What needs to be done: Filter the entries, keeping every line with the word "image".

Supplied material:
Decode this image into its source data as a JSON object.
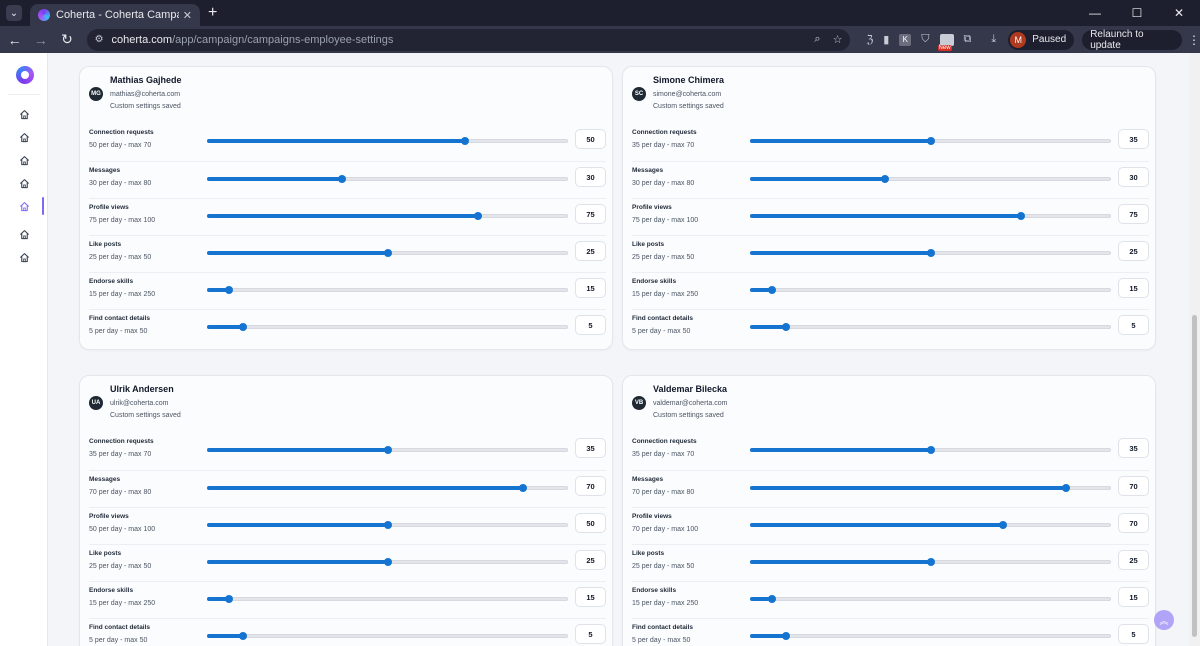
{
  "browser": {
    "tab_title": "Coherta - Coherta Campaigns",
    "url_host": "coherta.com",
    "url_path": "/app/campaign/campaigns-employee-settings",
    "profile_initial": "M",
    "profile_status": "Paused",
    "relaunch_label": "Relaunch to update",
    "new_badge": "New",
    "ext_k_label": "K"
  },
  "sidebar": {
    "items": [
      {
        "icon": "home-icon"
      },
      {
        "icon": "home-icon"
      },
      {
        "icon": "home-icon"
      },
      {
        "icon": "home-icon"
      },
      {
        "icon": "home-icon",
        "active": true
      },
      {
        "icon": "home-icon"
      },
      {
        "icon": "home-icon"
      }
    ],
    "active_color": "#7c6cf5"
  },
  "accent_color": "#1674d1",
  "employees": [
    {
      "initials": "MG",
      "name": "Mathias Gajhede",
      "email": "mathias@coherta.com",
      "status": "Custom settings saved",
      "settings": [
        {
          "label": "Connection requests",
          "sub": "50 per day - max 70",
          "value": 50,
          "max": 70
        },
        {
          "label": "Messages",
          "sub": "30 per day - max 80",
          "value": 30,
          "max": 80
        },
        {
          "label": "Profile views",
          "sub": "75 per day - max 100",
          "value": 75,
          "max": 100
        },
        {
          "label": "Like posts",
          "sub": "25 per day - max 50",
          "value": 25,
          "max": 50
        },
        {
          "label": "Endorse skills",
          "sub": "15 per day - max 250",
          "value": 15,
          "max": 250
        },
        {
          "label": "Find contact details",
          "sub": "5 per day - max 50",
          "value": 5,
          "max": 50
        }
      ]
    },
    {
      "initials": "SC",
      "name": "Simone Chimera",
      "email": "simone@coherta.com",
      "status": "Custom settings saved",
      "settings": [
        {
          "label": "Connection requests",
          "sub": "35 per day - max 70",
          "value": 35,
          "max": 70
        },
        {
          "label": "Messages",
          "sub": "30 per day - max 80",
          "value": 30,
          "max": 80
        },
        {
          "label": "Profile views",
          "sub": "75 per day - max 100",
          "value": 75,
          "max": 100
        },
        {
          "label": "Like posts",
          "sub": "25 per day - max 50",
          "value": 25,
          "max": 50
        },
        {
          "label": "Endorse skills",
          "sub": "15 per day - max 250",
          "value": 15,
          "max": 250
        },
        {
          "label": "Find contact details",
          "sub": "5 per day - max 50",
          "value": 5,
          "max": 50
        }
      ]
    },
    {
      "initials": "UA",
      "name": "Ulrik Andersen",
      "email": "ulrik@coherta.com",
      "status": "Custom settings saved",
      "settings": [
        {
          "label": "Connection requests",
          "sub": "35 per day - max 70",
          "value": 35,
          "max": 70
        },
        {
          "label": "Messages",
          "sub": "70 per day - max 80",
          "value": 70,
          "max": 80
        },
        {
          "label": "Profile views",
          "sub": "50 per day - max 100",
          "value": 50,
          "max": 100
        },
        {
          "label": "Like posts",
          "sub": "25 per day - max 50",
          "value": 25,
          "max": 50
        },
        {
          "label": "Endorse skills",
          "sub": "15 per day - max 250",
          "value": 15,
          "max": 250
        },
        {
          "label": "Find contact details",
          "sub": "5 per day - max 50",
          "value": 5,
          "max": 50
        }
      ]
    },
    {
      "initials": "VB",
      "name": "Valdemar Bilecka",
      "email": "valdemar@coherta.com",
      "status": "Custom settings saved",
      "settings": [
        {
          "label": "Connection requests",
          "sub": "35 per day - max 70",
          "value": 35,
          "max": 70
        },
        {
          "label": "Messages",
          "sub": "70 per day - max 80",
          "value": 70,
          "max": 80
        },
        {
          "label": "Profile views",
          "sub": "70 per day - max 100",
          "value": 70,
          "max": 100
        },
        {
          "label": "Like posts",
          "sub": "25 per day - max 50",
          "value": 25,
          "max": 50
        },
        {
          "label": "Endorse skills",
          "sub": "15 per day - max 250",
          "value": 15,
          "max": 250
        },
        {
          "label": "Find contact details",
          "sub": "5 per day - max 50",
          "value": 5,
          "max": 50
        }
      ]
    }
  ]
}
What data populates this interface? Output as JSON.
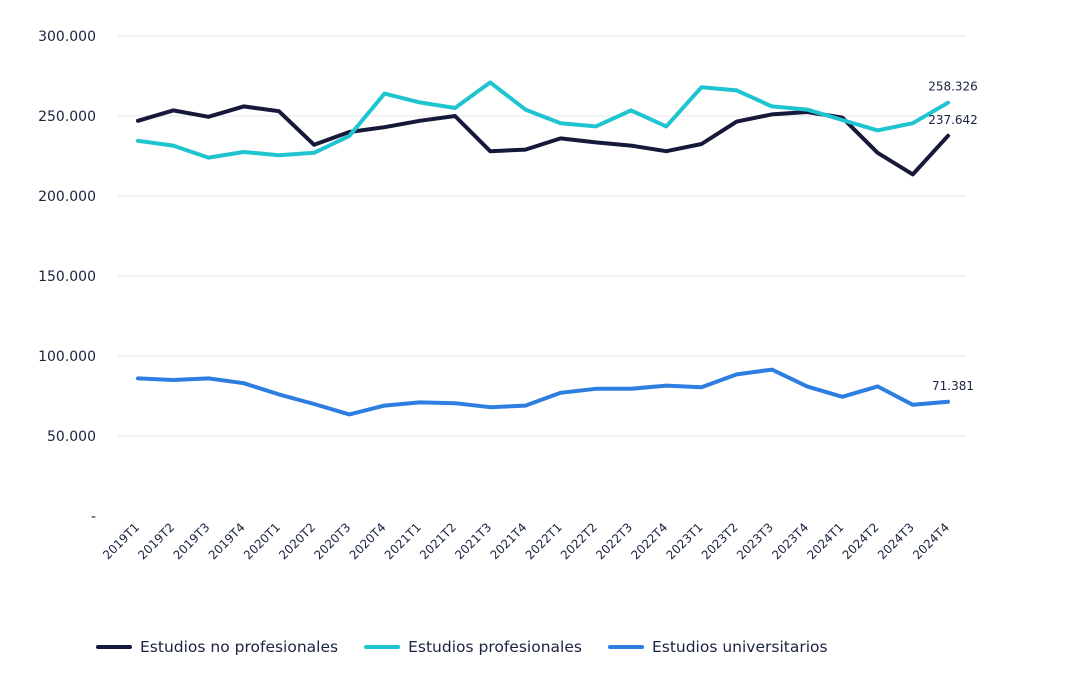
{
  "chart_data": {
    "type": "line",
    "title": "",
    "xlabel": "",
    "ylabel": "",
    "ylim": [
      0,
      300000
    ],
    "y_ticks": [
      {
        "value": 0,
        "label": "-"
      },
      {
        "value": 50000,
        "label": "50.000"
      },
      {
        "value": 100000,
        "label": "100.000"
      },
      {
        "value": 150000,
        "label": "150.000"
      },
      {
        "value": 200000,
        "label": "200.000"
      },
      {
        "value": 250000,
        "label": "250.000"
      },
      {
        "value": 300000,
        "label": "300.000"
      }
    ],
    "grid": true,
    "legend_position": "bottom-left",
    "categories": [
      "2019T1",
      "2019T2",
      "2019T3",
      "2019T4",
      "2020T1",
      "2020T2",
      "2020T3",
      "2020T4",
      "2021T1",
      "2021T2",
      "2021T3",
      "2021T4",
      "2022T1",
      "2022T2",
      "2022T3",
      "2022T4",
      "2023T1",
      "2023T2",
      "2023T3",
      "2023T4",
      "2024T1",
      "2024T2",
      "2024T3",
      "2024T4"
    ],
    "series": [
      {
        "name": "Estudios no profesionales",
        "color": "#16193a",
        "values": [
          247000,
          253500,
          249500,
          256000,
          253000,
          232000,
          240000,
          243000,
          247000,
          250000,
          228000,
          229000,
          236000,
          233500,
          231500,
          228000,
          232500,
          246500,
          251000,
          252500,
          249000,
          227000,
          213500,
          237642
        ],
        "end_label": "237.642"
      },
      {
        "name": "Estudios profesionales",
        "color": "#1ec4cf",
        "values": [
          234500,
          231500,
          224000,
          227500,
          225500,
          227000,
          237500,
          264000,
          258500,
          255000,
          271000,
          254000,
          245500,
          243500,
          253500,
          243500,
          268000,
          266000,
          256000,
          254000,
          247500,
          241000,
          245500,
          258326
        ],
        "end_label": "258.326"
      },
      {
        "name": "Estudios universitarios",
        "color": "#2e7de0",
        "values": [
          86000,
          85000,
          86000,
          83000,
          76000,
          70000,
          63500,
          69000,
          71000,
          70500,
          68000,
          69000,
          77000,
          79500,
          79500,
          81500,
          80500,
          88500,
          91500,
          81000,
          74500,
          81000,
          69500,
          71381
        ],
        "end_label": "71.381"
      }
    ]
  }
}
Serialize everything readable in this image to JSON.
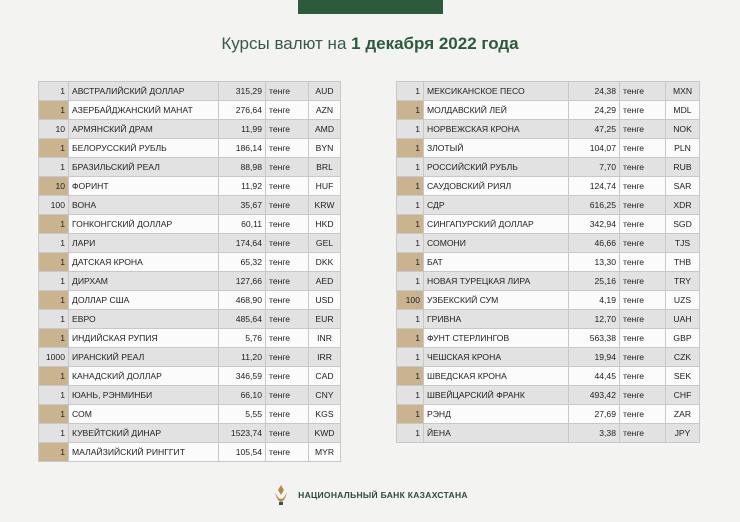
{
  "header": {
    "title_prefix": "Курсы валют на",
    "title_date": "1 декабря 2022 года"
  },
  "tables": [
    {
      "rows": [
        [
          "1",
          "АВСТРАЛИЙСКИЙ ДОЛЛАР",
          "315,29",
          "тенге",
          "AUD"
        ],
        [
          "1",
          "АЗЕРБАЙДЖАНСКИЙ МАНАТ",
          "276,64",
          "тенге",
          "AZN"
        ],
        [
          "10",
          "АРМЯНСКИЙ ДРАМ",
          "11,99",
          "тенге",
          "AMD"
        ],
        [
          "1",
          "БЕЛОРУССКИЙ РУБЛЬ",
          "186,14",
          "тенге",
          "BYN"
        ],
        [
          "1",
          "БРАЗИЛЬСКИЙ РЕАЛ",
          "88,98",
          "тенге",
          "BRL"
        ],
        [
          "10",
          "ФОРИНТ",
          "11,92",
          "тенге",
          "HUF"
        ],
        [
          "100",
          "ВОНА",
          "35,67",
          "тенге",
          "KRW"
        ],
        [
          "1",
          "ГОНКОНГСКИЙ ДОЛЛАР",
          "60,11",
          "тенге",
          "HKD"
        ],
        [
          "1",
          "ЛАРИ",
          "174,64",
          "тенге",
          "GEL"
        ],
        [
          "1",
          "ДАТСКАЯ КРОНА",
          "65,32",
          "тенге",
          "DKK"
        ],
        [
          "1",
          "ДИРХАМ",
          "127,66",
          "тенге",
          "AED"
        ],
        [
          "1",
          "ДОЛЛАР США",
          "468,90",
          "тенге",
          "USD"
        ],
        [
          "1",
          "ЕВРО",
          "485,64",
          "тенге",
          "EUR"
        ],
        [
          "1",
          "ИНДИЙСКАЯ РУПИЯ",
          "5,76",
          "тенге",
          "INR"
        ],
        [
          "1000",
          "ИРАНСКИЙ РЕАЛ",
          "11,20",
          "тенге",
          "IRR"
        ],
        [
          "1",
          "КАНАДСКИЙ ДОЛЛАР",
          "346,59",
          "тенге",
          "CAD"
        ],
        [
          "1",
          "ЮАНЬ, РЭНМИНБИ",
          "66,10",
          "тенге",
          "CNY"
        ],
        [
          "1",
          "СОМ",
          "5,55",
          "тенге",
          "KGS"
        ],
        [
          "1",
          "КУВЕЙТСКИЙ ДИНАР",
          "1523,74",
          "тенге",
          "KWD"
        ],
        [
          "1",
          "МАЛАЙЗИЙСКИЙ РИНГГИТ",
          "105,54",
          "тенге",
          "MYR"
        ]
      ]
    },
    {
      "rows": [
        [
          "1",
          "МЕКСИКАНСКОЕ ПЕСО",
          "24,38",
          "тенге",
          "MXN"
        ],
        [
          "1",
          "МОЛДАВСКИЙ ЛЕЙ",
          "24,29",
          "тенге",
          "MDL"
        ],
        [
          "1",
          "НОРВЕЖСКАЯ КРОНА",
          "47,25",
          "тенге",
          "NOK"
        ],
        [
          "1",
          "ЗЛОТЫЙ",
          "104,07",
          "тенге",
          "PLN"
        ],
        [
          "1",
          "РОССИЙСКИЙ РУБЛЬ",
          "7,70",
          "тенге",
          "RUB"
        ],
        [
          "1",
          "САУДОВСКИЙ РИЯЛ",
          "124,74",
          "тенге",
          "SAR"
        ],
        [
          "1",
          "СДР",
          "616,25",
          "тенге",
          "XDR"
        ],
        [
          "1",
          "СИНГАПУРСКИЙ ДОЛЛАР",
          "342,94",
          "тенге",
          "SGD"
        ],
        [
          "1",
          "СОМОНИ",
          "46,66",
          "тенге",
          "TJS"
        ],
        [
          "1",
          "БАТ",
          "13,30",
          "тенге",
          "THB"
        ],
        [
          "1",
          "НОВАЯ ТУРЕЦКАЯ ЛИРА",
          "25,16",
          "тенге",
          "TRY"
        ],
        [
          "100",
          "УЗБЕКСКИЙ СУМ",
          "4,19",
          "тенге",
          "UZS"
        ],
        [
          "1",
          "ГРИВНА",
          "12,70",
          "тенге",
          "UAH"
        ],
        [
          "1",
          "ФУНТ СТЕРЛИНГОВ",
          "563,38",
          "тенге",
          "GBP"
        ],
        [
          "1",
          "ЧЕШСКАЯ КРОНА",
          "19,94",
          "тенге",
          "CZK"
        ],
        [
          "1",
          "ШВЕДСКАЯ КРОНА",
          "44,45",
          "тенге",
          "SEK"
        ],
        [
          "1",
          "ШВЕЙЦАРСКИЙ ФРАНК",
          "493,42",
          "тенге",
          "CHF"
        ],
        [
          "1",
          "РЭНД",
          "27,69",
          "тенге",
          "ZAR"
        ],
        [
          "1",
          "ЙЕНА",
          "3,38",
          "тенге",
          "JPY"
        ]
      ]
    }
  ],
  "footer": {
    "bank": "НАЦИОНАЛЬНЫЙ БАНК КАЗАХСТАНА"
  }
}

Final answer:
Decode this image into its source data as a JSON object.
Serialize everything readable in this image to JSON.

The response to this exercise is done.